— Start of Listing —
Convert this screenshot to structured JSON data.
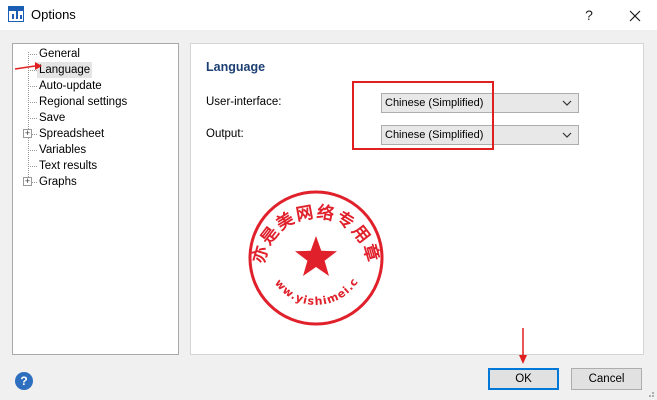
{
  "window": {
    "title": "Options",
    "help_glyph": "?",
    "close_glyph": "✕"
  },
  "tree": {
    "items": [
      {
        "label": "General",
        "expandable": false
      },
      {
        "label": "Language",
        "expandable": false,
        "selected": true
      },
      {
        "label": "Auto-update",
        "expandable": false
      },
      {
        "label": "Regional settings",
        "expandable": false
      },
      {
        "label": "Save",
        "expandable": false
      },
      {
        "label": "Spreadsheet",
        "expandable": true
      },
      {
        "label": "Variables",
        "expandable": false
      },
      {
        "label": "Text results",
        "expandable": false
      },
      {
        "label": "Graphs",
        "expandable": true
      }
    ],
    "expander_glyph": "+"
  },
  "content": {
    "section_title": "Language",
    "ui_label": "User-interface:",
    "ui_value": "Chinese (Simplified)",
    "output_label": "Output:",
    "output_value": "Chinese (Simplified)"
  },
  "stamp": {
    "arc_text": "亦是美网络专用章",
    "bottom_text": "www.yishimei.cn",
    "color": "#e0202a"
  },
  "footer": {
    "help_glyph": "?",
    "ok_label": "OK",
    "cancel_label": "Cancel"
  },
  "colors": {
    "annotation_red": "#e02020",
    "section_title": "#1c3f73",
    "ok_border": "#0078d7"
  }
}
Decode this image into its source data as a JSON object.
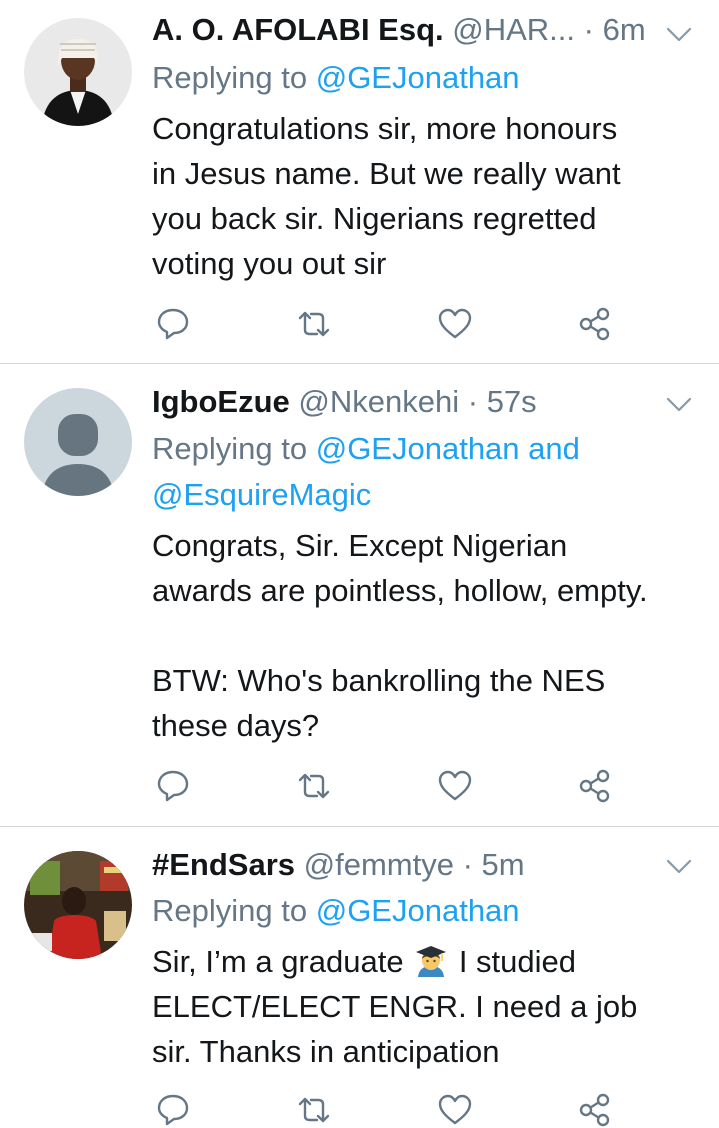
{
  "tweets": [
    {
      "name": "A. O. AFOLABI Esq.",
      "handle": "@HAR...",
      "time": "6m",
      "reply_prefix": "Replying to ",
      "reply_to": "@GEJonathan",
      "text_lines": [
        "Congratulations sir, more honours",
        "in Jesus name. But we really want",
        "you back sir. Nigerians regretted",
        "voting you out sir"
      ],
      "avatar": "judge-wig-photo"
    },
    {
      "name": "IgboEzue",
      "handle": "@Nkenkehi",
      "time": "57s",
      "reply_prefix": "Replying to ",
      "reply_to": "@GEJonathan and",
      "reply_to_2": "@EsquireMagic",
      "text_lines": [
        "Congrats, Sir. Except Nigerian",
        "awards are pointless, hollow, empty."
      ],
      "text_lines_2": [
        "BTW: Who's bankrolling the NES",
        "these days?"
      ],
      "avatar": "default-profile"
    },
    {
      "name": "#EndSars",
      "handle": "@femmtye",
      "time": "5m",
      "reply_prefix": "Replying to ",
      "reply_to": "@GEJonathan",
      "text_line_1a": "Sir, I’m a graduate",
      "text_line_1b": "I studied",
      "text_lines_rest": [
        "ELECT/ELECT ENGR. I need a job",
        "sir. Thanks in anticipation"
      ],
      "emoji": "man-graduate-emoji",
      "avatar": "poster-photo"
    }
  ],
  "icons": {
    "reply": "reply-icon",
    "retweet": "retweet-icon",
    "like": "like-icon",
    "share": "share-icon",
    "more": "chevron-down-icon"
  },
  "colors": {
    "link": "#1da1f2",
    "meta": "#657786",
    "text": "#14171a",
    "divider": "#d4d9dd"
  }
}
— End of Listing —
## Written instruction
Where a line in the material above holds "avatar", copy that line.

## The solution
      "avatar": "judge-wig-photo"
      "avatar": "default-profile"
      "avatar": "poster-photo"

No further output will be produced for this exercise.